▶ _Records about charts and figures_
....

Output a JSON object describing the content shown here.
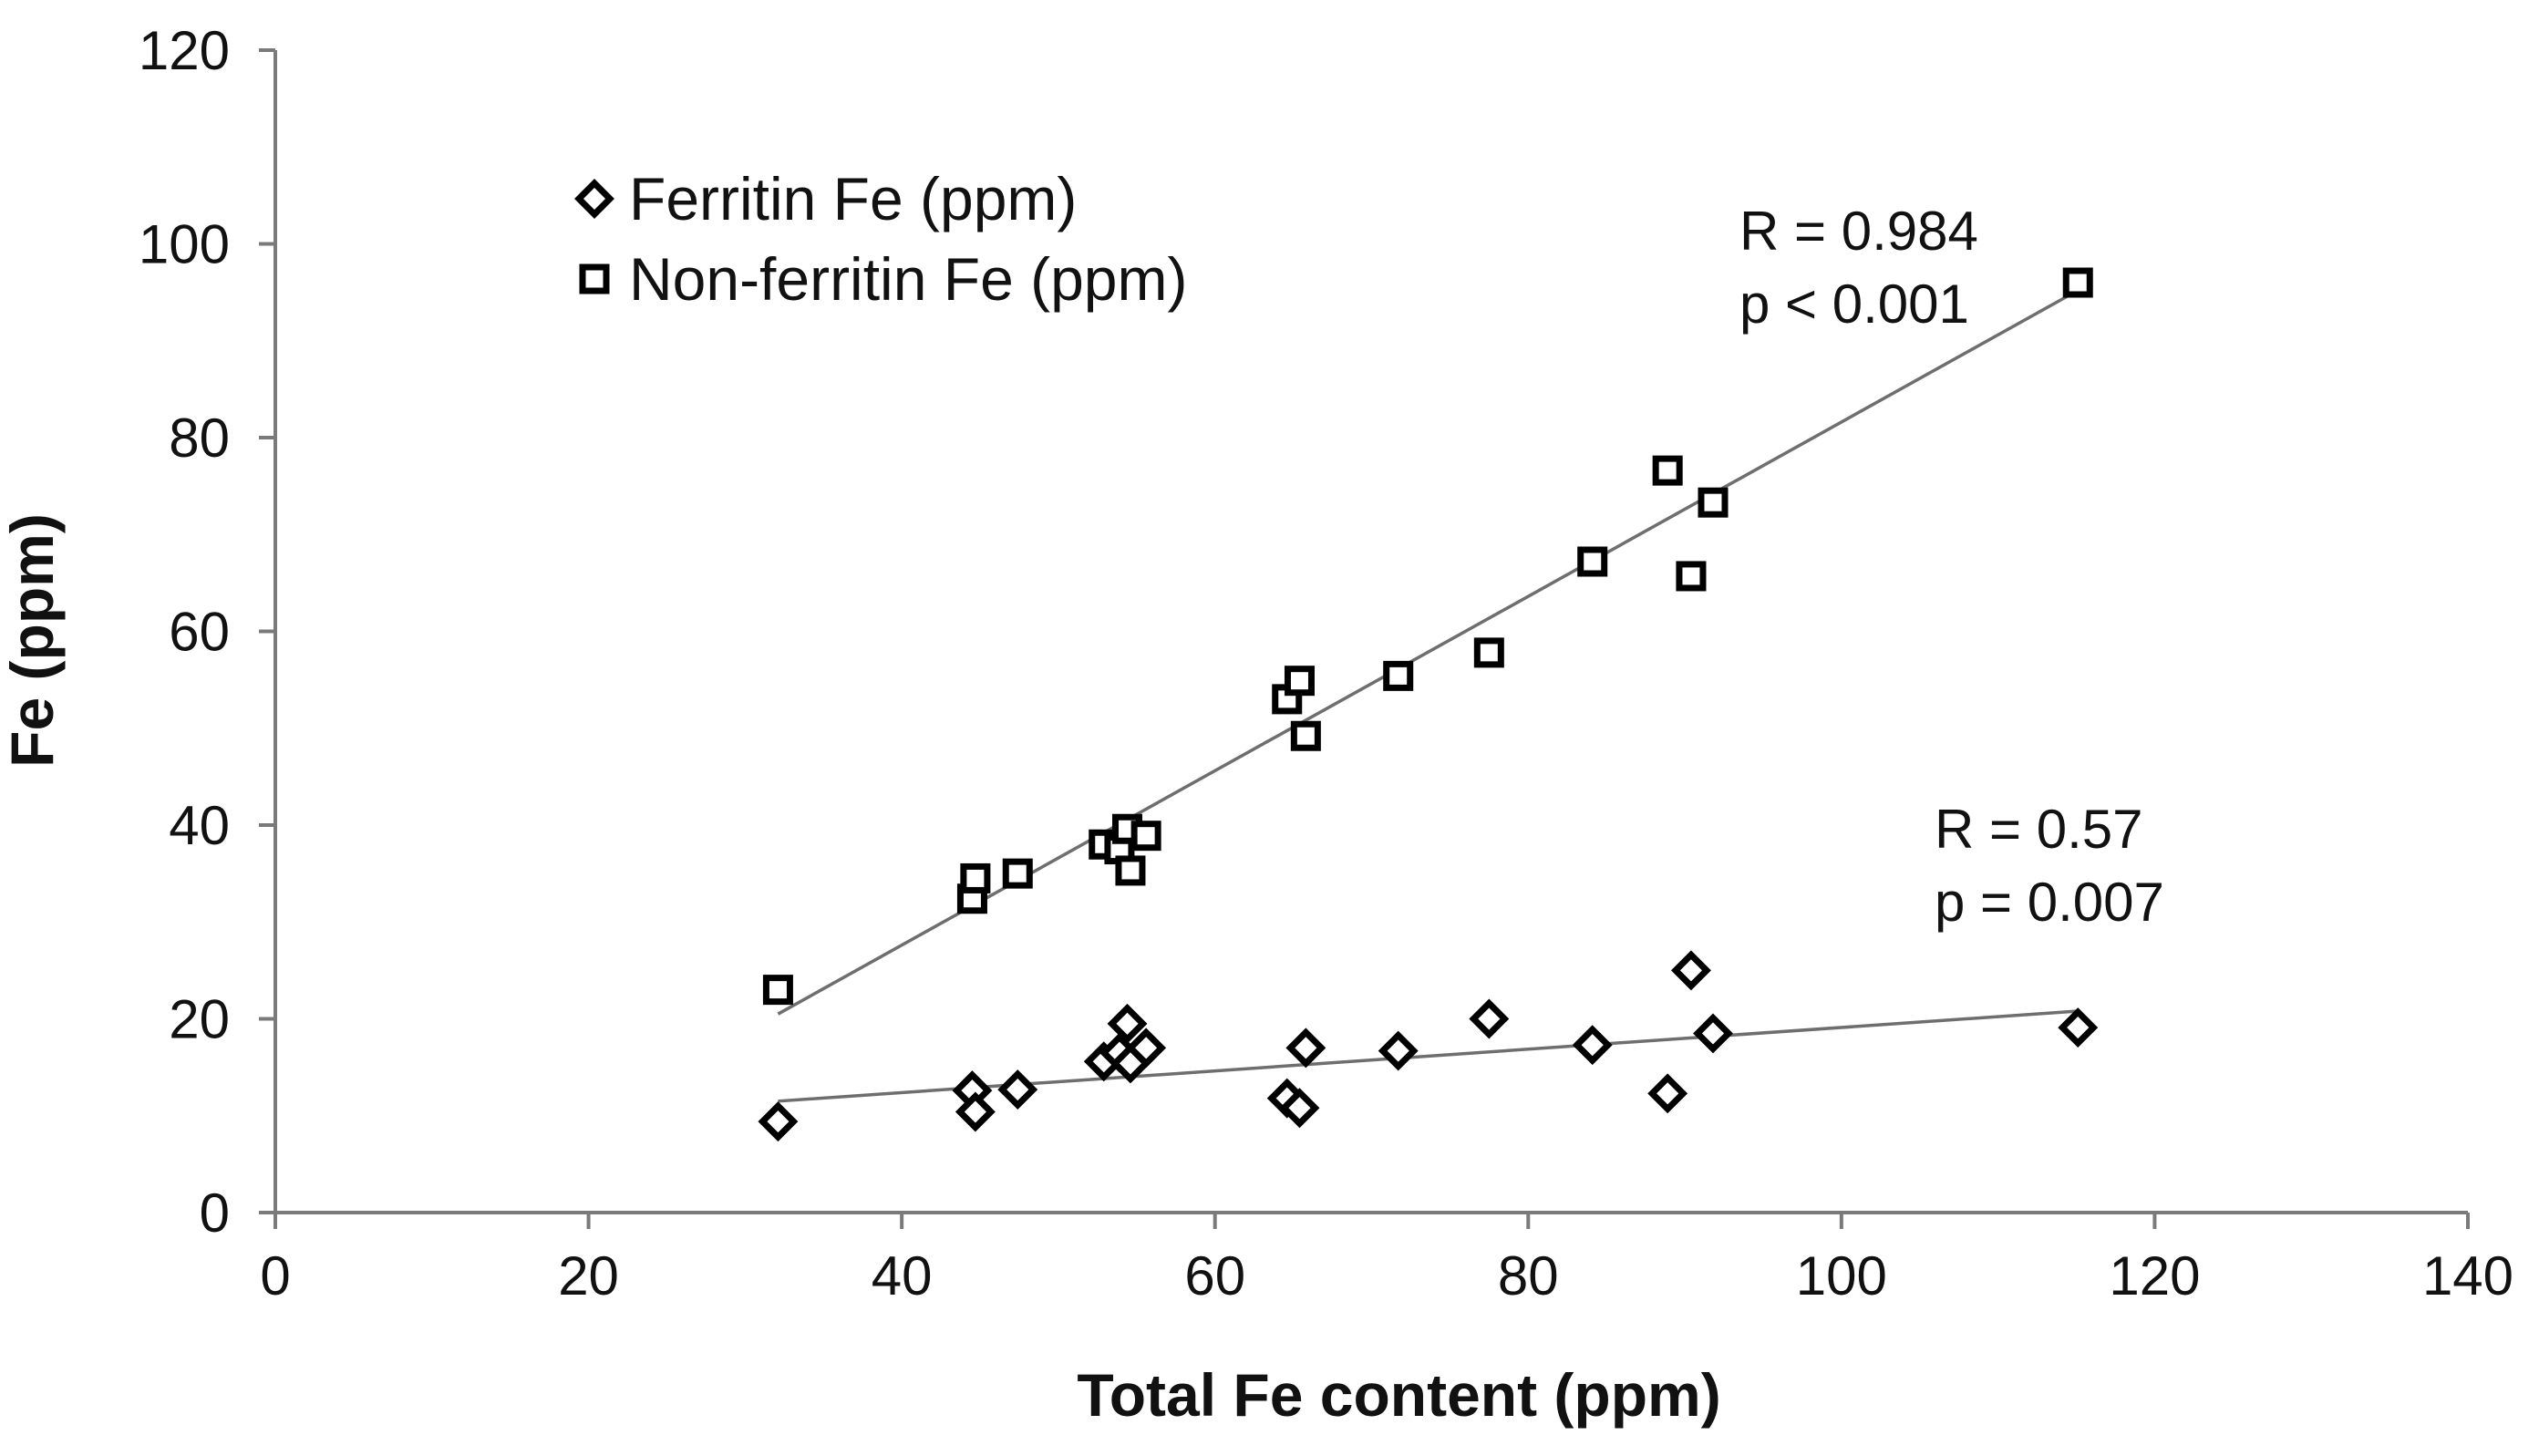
{
  "chart_data": {
    "type": "scatter",
    "xlabel": "Total Fe content (ppm)",
    "ylabel": "Fe (ppm)",
    "xlim": [
      0,
      140
    ],
    "ylim": [
      0,
      120
    ],
    "x_ticks": [
      0,
      20,
      40,
      60,
      80,
      100,
      120,
      140
    ],
    "y_ticks": [
      0,
      20,
      40,
      60,
      80,
      100,
      120
    ],
    "grid": false,
    "legend_position": "top-left",
    "series": [
      {
        "name": "Ferritin Fe (ppm)",
        "marker": "diamond",
        "points": [
          {
            "x": 32.1,
            "y": 9.4
          },
          {
            "x": 44.5,
            "y": 12.6
          },
          {
            "x": 44.7,
            "y": 10.4
          },
          {
            "x": 47.4,
            "y": 12.7
          },
          {
            "x": 52.9,
            "y": 15.6
          },
          {
            "x": 53.9,
            "y": 16.5
          },
          {
            "x": 54.4,
            "y": 19.5
          },
          {
            "x": 54.6,
            "y": 15.4
          },
          {
            "x": 55.6,
            "y": 17.0
          },
          {
            "x": 64.6,
            "y": 11.8
          },
          {
            "x": 65.4,
            "y": 10.8
          },
          {
            "x": 65.8,
            "y": 17.0
          },
          {
            "x": 71.7,
            "y": 16.7
          },
          {
            "x": 77.5,
            "y": 20.0
          },
          {
            "x": 84.1,
            "y": 17.3
          },
          {
            "x": 88.9,
            "y": 12.3
          },
          {
            "x": 90.4,
            "y": 25.0
          },
          {
            "x": 91.8,
            "y": 18.5
          },
          {
            "x": 115.1,
            "y": 19.1
          }
        ],
        "trendline": {
          "x": [
            32.1,
            115.1
          ],
          "y": [
            11.5,
            20.8
          ]
        },
        "annotation": [
          "R = 0.57",
          "p = 0.007"
        ]
      },
      {
        "name": "Non-ferritin Fe (ppm)",
        "marker": "square",
        "points": [
          {
            "x": 32.1,
            "y": 23.0
          },
          {
            "x": 44.5,
            "y": 32.4
          },
          {
            "x": 44.7,
            "y": 34.5
          },
          {
            "x": 47.4,
            "y": 35.0
          },
          {
            "x": 52.9,
            "y": 38.0
          },
          {
            "x": 53.9,
            "y": 37.5
          },
          {
            "x": 54.4,
            "y": 39.6
          },
          {
            "x": 54.6,
            "y": 35.3
          },
          {
            "x": 55.6,
            "y": 38.9
          },
          {
            "x": 64.6,
            "y": 53.0
          },
          {
            "x": 65.4,
            "y": 54.9
          },
          {
            "x": 65.8,
            "y": 49.2
          },
          {
            "x": 71.7,
            "y": 55.4
          },
          {
            "x": 77.5,
            "y": 57.8
          },
          {
            "x": 84.1,
            "y": 67.2
          },
          {
            "x": 88.9,
            "y": 76.6
          },
          {
            "x": 90.4,
            "y": 65.7
          },
          {
            "x": 91.8,
            "y": 73.3
          },
          {
            "x": 115.1,
            "y": 96.0
          }
        ],
        "trendline": {
          "x": [
            32.1,
            115.1
          ],
          "y": [
            20.5,
            95.2
          ]
        },
        "annotation": [
          "R = 0.984",
          "p < 0.001"
        ]
      }
    ]
  }
}
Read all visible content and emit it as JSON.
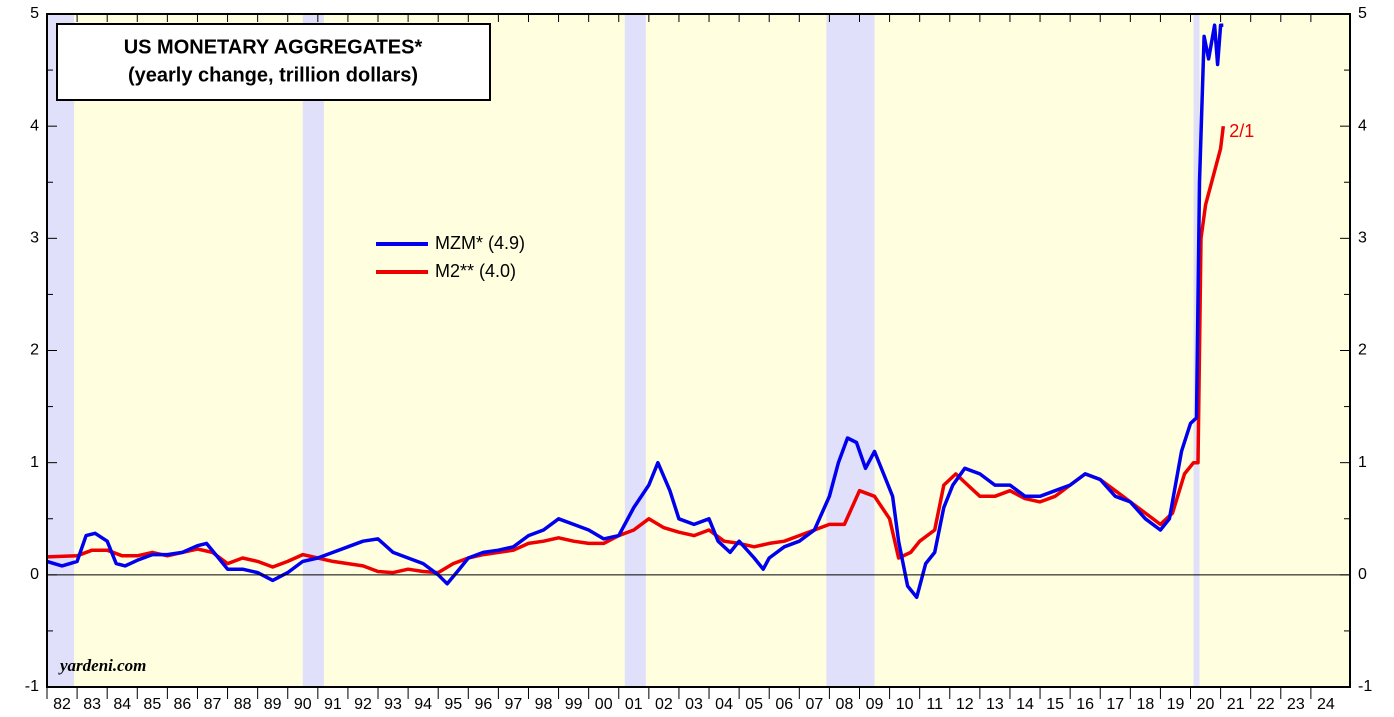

....

All the records need to be repeated exactly, with the images dropped.

Output a JSON object describing the content shown here.
{
  "chart_data": {
    "type": "scatter",
    "xlabel": "Total Fe content (ppm)",
    "ylabel": "Fe (ppm)",
    "xlim": [
      0,
      140
    ],
    "ylim": [
      0,
      120
    ],
    "x_ticks": [
      0,
      20,
      40,
      60,
      80,
      100,
      120,
      140
    ],
    "y_ticks": [
      0,
      20,
      40,
      60,
      80,
      100,
      120
    ],
    "grid": false,
    "legend_position": "top-left",
    "series": [
      {
        "name": "Ferritin Fe (ppm)",
        "marker": "diamond",
        "points": [
          {
            "x": 32.1,
            "y": 9.4
          },
          {
            "x": 44.5,
            "y": 12.6
          },
          {
            "x": 44.7,
            "y": 10.4
          },
          {
            "x": 47.4,
            "y": 12.7
          },
          {
            "x": 52.9,
            "y": 15.6
          },
          {
            "x": 53.9,
            "y": 16.5
          },
          {
            "x": 54.4,
            "y": 19.5
          },
          {
            "x": 54.6,
            "y": 15.4
          },
          {
            "x": 55.6,
            "y": 17.0
          },
          {
            "x": 64.6,
            "y": 11.8
          },
          {
            "x": 65.4,
            "y": 10.8
          },
          {
            "x": 65.8,
            "y": 17.0
          },
          {
            "x": 71.7,
            "y": 16.7
          },
          {
            "x": 77.5,
            "y": 20.0
          },
          {
            "x": 84.1,
            "y": 17.3
          },
          {
            "x": 88.9,
            "y": 12.3
          },
          {
            "x": 90.4,
            "y": 25.0
          },
          {
            "x": 91.8,
            "y": 18.5
          },
          {
            "x": 115.1,
            "y": 19.1
          }
        ],
        "trendline": {
          "x": [
            32.1,
            115.1
          ],
          "y": [
            11.5,
            20.8
          ]
        },
        "annotation": [
          "R = 0.57",
          "p = 0.007"
        ]
      },
      {
        "name": "Non-ferritin Fe (ppm)",
        "marker": "square",
        "points": [
          {
            "x": 32.1,
            "y": 23.0
          },
          {
            "x": 44.5,
            "y": 32.4
          },
          {
            "x": 44.7,
            "y": 34.5
          },
          {
            "x": 47.4,
            "y": 35.0
          },
          {
            "x": 52.9,
            "y": 38.0
          },
          {
            "x": 53.9,
            "y": 37.5
          },
          {
            "x": 54.4,
            "y": 39.6
          },
          {
            "x": 54.6,
            "y": 35.3
          },
          {
            "x": 55.6,
            "y": 38.9
          },
          {
            "x": 64.6,
            "y": 53.0
          },
          {
            "x": 65.4,
            "y": 54.9
          },
          {
            "x": 65.8,
            "y": 49.2
          },
          {
            "x": 71.7,
            "y": 55.4
          },
          {
            "x": 77.5,
            "y": 57.8
          },
          {
            "x": 84.1,
            "y": 67.2
          },
          {
            "x": 88.9,
            "y": 76.6
          },
          {
            "x": 90.4,
            "y": 65.7
          },
          {
            "x": 91.8,
            "y": 73.3
          },
          {
            "x": 115.1,
            "y": 96.0
          }
        ],
        "trendline": {
          "x": [
            32.1,
            115.1
          ],
          "y": [
            20.5,
            95.2
          ]
        },
        "annotation": [
          "R = 0.984",
          "p < 0.001"
        ]
      }
    ]
  }
}
Read all visible content and emit it as JSON.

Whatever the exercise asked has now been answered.